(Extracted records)
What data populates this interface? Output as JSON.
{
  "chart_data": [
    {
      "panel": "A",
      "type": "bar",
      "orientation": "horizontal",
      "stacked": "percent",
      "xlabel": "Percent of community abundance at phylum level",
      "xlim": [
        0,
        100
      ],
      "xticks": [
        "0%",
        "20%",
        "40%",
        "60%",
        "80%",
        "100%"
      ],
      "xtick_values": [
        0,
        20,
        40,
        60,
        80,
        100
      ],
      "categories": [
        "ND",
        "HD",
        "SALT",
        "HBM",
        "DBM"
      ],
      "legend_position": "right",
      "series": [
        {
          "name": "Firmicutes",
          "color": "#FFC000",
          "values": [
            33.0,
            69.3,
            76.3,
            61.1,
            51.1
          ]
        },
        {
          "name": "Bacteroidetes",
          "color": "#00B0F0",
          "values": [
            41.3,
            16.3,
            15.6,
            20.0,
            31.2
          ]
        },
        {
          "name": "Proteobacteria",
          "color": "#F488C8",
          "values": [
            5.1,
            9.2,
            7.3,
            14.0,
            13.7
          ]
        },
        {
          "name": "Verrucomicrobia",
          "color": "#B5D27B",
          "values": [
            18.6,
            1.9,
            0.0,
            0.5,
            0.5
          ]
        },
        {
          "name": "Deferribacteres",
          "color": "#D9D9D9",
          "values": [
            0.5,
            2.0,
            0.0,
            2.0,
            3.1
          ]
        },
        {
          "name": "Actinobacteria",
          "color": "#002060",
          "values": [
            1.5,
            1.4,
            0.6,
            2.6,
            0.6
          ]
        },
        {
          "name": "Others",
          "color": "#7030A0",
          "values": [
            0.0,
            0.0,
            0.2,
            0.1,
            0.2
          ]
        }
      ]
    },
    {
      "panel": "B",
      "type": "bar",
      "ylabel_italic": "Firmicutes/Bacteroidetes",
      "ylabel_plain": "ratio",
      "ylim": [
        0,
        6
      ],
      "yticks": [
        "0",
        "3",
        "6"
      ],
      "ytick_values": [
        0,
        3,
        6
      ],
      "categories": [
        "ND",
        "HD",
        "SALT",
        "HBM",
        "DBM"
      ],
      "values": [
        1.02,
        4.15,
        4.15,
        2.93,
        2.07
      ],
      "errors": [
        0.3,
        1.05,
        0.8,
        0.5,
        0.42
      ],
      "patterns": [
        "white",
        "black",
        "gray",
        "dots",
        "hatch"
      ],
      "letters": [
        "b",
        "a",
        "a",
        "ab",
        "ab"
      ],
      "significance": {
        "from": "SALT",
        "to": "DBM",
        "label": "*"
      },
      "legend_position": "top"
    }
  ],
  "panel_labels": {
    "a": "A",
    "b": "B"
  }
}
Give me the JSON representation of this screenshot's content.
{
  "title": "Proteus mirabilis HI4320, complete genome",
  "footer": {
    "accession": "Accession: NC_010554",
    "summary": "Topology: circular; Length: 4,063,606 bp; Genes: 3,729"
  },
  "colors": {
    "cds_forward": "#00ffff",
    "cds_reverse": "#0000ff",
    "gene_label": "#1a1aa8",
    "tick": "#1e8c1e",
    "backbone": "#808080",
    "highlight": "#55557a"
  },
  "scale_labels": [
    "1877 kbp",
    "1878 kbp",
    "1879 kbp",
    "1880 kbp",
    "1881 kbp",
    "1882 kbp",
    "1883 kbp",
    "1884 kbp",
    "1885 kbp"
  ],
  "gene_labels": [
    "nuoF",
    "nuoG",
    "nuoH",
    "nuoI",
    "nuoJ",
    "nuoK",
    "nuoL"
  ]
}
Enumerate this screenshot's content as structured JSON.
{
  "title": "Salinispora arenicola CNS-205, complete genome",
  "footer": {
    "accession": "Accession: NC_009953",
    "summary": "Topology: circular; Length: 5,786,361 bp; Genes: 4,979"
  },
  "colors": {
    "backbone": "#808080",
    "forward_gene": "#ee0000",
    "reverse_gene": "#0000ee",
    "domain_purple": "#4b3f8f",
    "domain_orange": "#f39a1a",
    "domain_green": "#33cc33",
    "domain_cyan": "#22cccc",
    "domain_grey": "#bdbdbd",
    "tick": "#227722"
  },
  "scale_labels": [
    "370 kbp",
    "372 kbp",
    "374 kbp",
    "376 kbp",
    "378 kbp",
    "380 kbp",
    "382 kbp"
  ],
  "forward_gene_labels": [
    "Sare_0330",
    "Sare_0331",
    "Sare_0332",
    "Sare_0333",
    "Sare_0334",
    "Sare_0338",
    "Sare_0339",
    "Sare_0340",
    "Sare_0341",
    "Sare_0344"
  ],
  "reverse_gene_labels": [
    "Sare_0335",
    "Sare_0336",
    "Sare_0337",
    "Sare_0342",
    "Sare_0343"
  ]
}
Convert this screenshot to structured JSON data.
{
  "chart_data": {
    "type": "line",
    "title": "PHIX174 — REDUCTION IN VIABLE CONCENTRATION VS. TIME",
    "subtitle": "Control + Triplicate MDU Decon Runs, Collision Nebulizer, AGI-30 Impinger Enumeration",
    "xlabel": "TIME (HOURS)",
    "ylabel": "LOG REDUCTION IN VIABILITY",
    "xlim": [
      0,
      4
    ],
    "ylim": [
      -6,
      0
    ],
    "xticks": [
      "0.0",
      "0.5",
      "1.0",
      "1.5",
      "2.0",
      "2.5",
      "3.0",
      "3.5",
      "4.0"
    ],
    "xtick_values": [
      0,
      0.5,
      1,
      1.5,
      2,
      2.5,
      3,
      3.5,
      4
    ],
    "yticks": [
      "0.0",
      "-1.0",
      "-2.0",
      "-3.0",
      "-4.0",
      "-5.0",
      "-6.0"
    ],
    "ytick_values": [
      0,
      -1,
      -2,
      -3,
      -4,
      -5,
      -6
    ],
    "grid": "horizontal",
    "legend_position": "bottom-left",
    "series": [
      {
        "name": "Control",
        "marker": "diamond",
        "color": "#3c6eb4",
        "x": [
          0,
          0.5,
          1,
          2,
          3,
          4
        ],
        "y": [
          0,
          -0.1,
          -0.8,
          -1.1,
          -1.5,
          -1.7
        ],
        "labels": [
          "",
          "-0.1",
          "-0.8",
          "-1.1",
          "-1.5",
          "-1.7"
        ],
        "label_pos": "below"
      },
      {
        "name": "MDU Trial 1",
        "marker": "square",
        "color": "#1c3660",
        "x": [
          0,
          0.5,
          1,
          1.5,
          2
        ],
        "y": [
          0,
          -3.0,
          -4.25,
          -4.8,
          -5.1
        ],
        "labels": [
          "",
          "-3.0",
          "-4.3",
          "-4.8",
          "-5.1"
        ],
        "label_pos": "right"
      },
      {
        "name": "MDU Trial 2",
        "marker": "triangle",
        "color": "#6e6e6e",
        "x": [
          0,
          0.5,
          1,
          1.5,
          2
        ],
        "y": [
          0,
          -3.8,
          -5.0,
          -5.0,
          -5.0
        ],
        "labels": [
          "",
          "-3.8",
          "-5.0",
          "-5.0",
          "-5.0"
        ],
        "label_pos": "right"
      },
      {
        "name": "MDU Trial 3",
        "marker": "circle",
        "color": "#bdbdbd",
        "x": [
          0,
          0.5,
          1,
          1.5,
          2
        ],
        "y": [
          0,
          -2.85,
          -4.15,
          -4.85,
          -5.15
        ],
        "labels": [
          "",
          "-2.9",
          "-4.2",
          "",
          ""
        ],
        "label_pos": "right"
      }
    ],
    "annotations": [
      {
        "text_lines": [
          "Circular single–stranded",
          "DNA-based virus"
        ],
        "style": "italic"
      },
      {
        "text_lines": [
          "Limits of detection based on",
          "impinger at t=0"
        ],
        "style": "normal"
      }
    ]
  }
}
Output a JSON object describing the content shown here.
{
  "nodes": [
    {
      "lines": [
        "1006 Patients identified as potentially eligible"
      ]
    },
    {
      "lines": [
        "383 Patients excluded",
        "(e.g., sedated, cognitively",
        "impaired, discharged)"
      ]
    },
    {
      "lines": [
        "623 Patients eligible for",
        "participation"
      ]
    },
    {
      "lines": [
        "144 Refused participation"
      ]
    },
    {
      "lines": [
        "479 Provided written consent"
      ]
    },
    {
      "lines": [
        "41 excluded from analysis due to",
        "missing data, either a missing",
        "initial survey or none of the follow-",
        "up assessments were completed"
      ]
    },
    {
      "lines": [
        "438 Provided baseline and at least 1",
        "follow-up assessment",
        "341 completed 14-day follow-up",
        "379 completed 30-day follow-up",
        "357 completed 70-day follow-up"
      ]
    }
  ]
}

* [AIM OF THE EXERCISE]
All lines carrying the word "Provided" must be copied from the data above.

* [EXERCISE ANSWER]
        "479 Provided written consent"
        "438 Provided baseline and at least 1",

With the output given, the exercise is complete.